Data supplied:

______

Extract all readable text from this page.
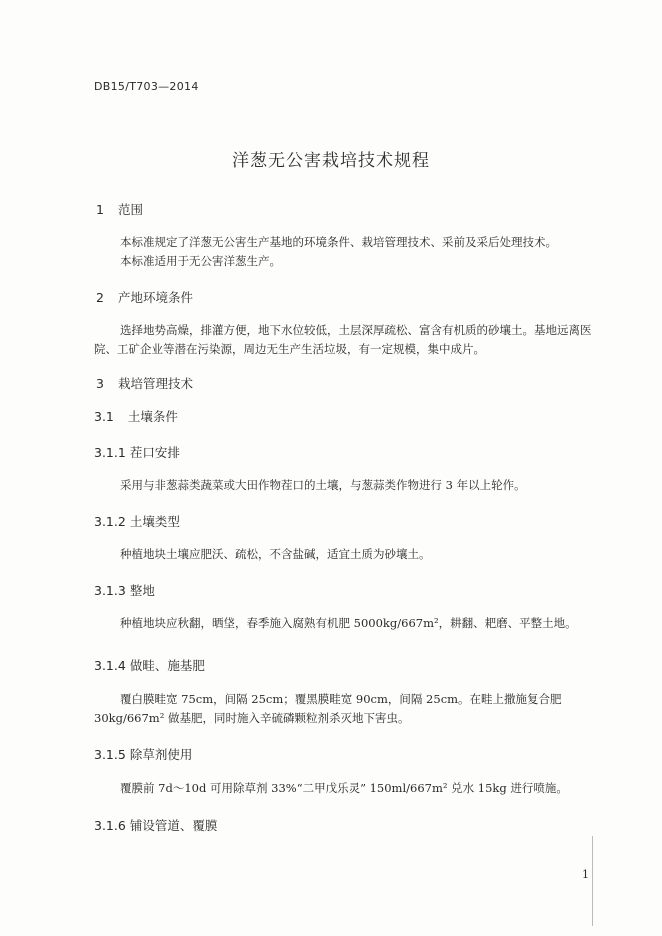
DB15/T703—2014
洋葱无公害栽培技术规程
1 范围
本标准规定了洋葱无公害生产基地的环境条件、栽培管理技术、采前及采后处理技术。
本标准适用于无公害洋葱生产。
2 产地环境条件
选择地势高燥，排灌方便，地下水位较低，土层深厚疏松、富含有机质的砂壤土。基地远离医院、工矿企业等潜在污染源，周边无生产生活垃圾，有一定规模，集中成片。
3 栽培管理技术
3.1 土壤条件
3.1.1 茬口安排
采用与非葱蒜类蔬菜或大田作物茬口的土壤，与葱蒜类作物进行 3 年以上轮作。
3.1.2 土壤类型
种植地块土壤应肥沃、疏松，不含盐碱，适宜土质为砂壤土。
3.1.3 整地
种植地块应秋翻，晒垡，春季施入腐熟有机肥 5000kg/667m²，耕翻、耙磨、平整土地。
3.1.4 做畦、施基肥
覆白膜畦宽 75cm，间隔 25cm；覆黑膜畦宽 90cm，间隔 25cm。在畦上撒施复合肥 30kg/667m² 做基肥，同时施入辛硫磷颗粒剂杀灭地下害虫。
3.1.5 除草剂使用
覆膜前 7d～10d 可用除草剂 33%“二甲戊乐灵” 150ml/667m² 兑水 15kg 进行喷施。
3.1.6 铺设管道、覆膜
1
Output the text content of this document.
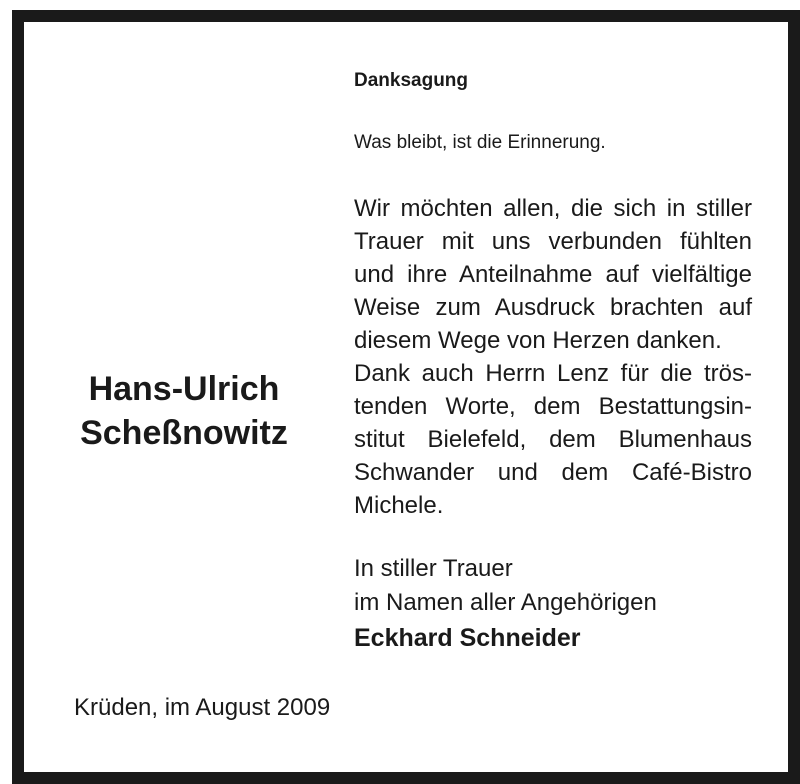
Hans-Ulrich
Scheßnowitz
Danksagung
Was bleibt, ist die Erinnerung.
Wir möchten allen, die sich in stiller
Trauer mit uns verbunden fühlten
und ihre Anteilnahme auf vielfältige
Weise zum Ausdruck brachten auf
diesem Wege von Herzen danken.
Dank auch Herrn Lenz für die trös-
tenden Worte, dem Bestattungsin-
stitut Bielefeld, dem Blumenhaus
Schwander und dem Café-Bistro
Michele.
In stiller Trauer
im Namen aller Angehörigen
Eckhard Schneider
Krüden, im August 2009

______

Every line above that contains the word "栽培管理技术" should be reported.

Final result:
本标准规定了洋葱无公害生产基地的环境条件、栽培管理技术、采前及采后处理技术。
3 栽培管理技术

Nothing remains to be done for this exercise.